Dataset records

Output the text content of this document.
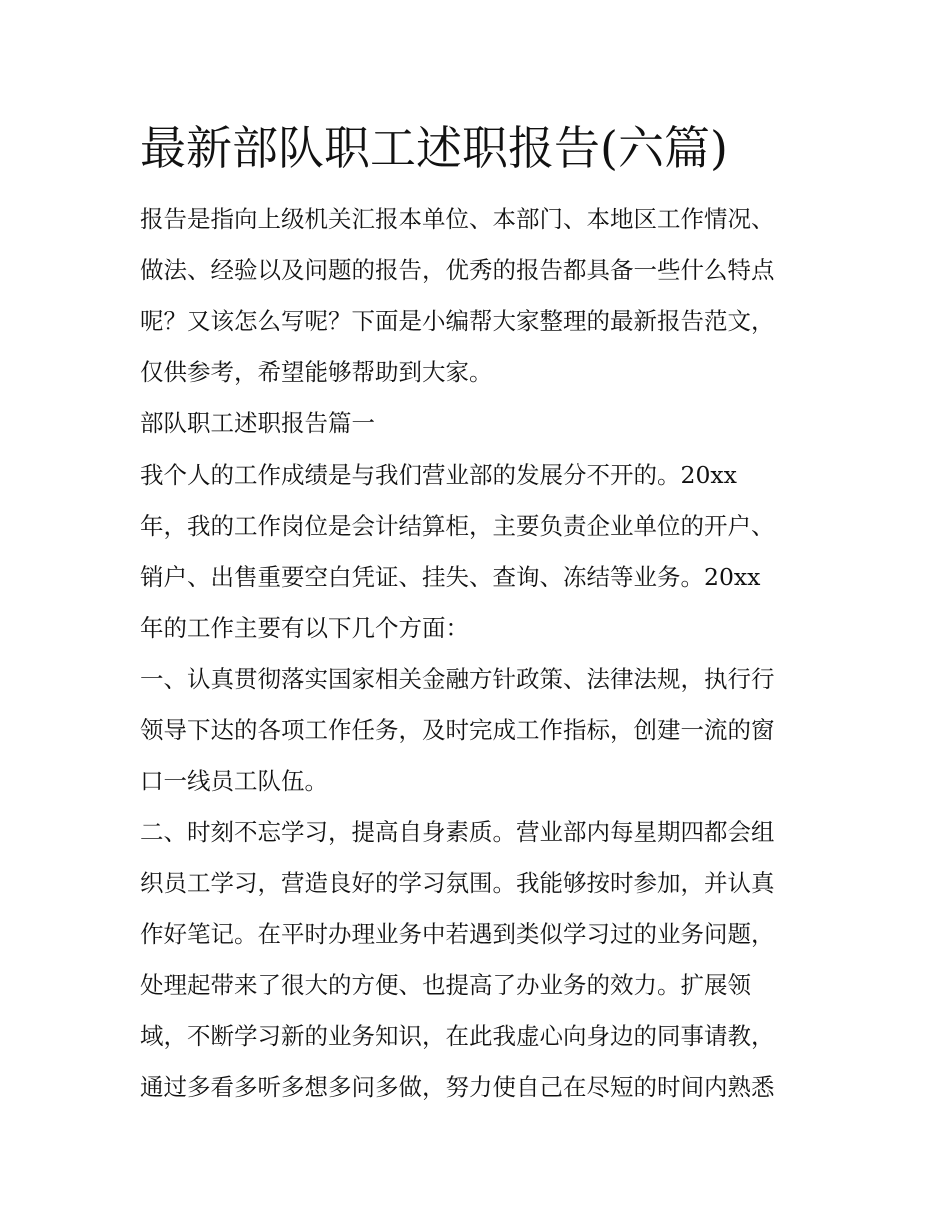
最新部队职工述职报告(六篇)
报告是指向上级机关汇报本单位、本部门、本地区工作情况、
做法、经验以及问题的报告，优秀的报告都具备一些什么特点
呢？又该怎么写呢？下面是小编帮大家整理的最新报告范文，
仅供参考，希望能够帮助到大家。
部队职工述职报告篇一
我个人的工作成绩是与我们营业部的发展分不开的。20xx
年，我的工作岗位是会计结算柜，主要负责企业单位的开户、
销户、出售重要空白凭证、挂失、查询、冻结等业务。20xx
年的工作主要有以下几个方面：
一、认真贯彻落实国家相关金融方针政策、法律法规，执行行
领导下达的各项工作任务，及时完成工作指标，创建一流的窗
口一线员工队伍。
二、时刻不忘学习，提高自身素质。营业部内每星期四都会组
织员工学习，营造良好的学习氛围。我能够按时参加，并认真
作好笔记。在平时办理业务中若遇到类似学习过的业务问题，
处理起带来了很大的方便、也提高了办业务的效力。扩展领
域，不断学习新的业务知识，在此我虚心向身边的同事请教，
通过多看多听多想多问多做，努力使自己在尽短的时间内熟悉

**Task requirements:** Transcribe the material exactly, and leave out whatever pictures it holds.

**Exercise output:**
Output the text content of this document.
最新部队职工述职报告(六篇)
报告是指向上级机关汇报本单位、本部门、本地区工作情况、
做法、经验以及问题的报告，优秀的报告都具备一些什么特点
呢？又该怎么写呢？下面是小编帮大家整理的最新报告范文，
仅供参考，希望能够帮助到大家。
部队职工述职报告篇一
我个人的工作成绩是与我们营业部的发展分不开的。20xx
年，我的工作岗位是会计结算柜，主要负责企业单位的开户、
销户、出售重要空白凭证、挂失、查询、冻结等业务。20xx
年的工作主要有以下几个方面：
一、认真贯彻落实国家相关金融方针政策、法律法规，执行行
领导下达的各项工作任务，及时完成工作指标，创建一流的窗
口一线员工队伍。
二、时刻不忘学习，提高自身素质。营业部内每星期四都会组
织员工学习，营造良好的学习氛围。我能够按时参加，并认真
作好笔记。在平时办理业务中若遇到类似学习过的业务问题，
处理起带来了很大的方便、也提高了办业务的效力。扩展领
域，不断学习新的业务知识，在此我虚心向身边的同事请教，
通过多看多听多想多问多做，努力使自己在尽短的时间内熟悉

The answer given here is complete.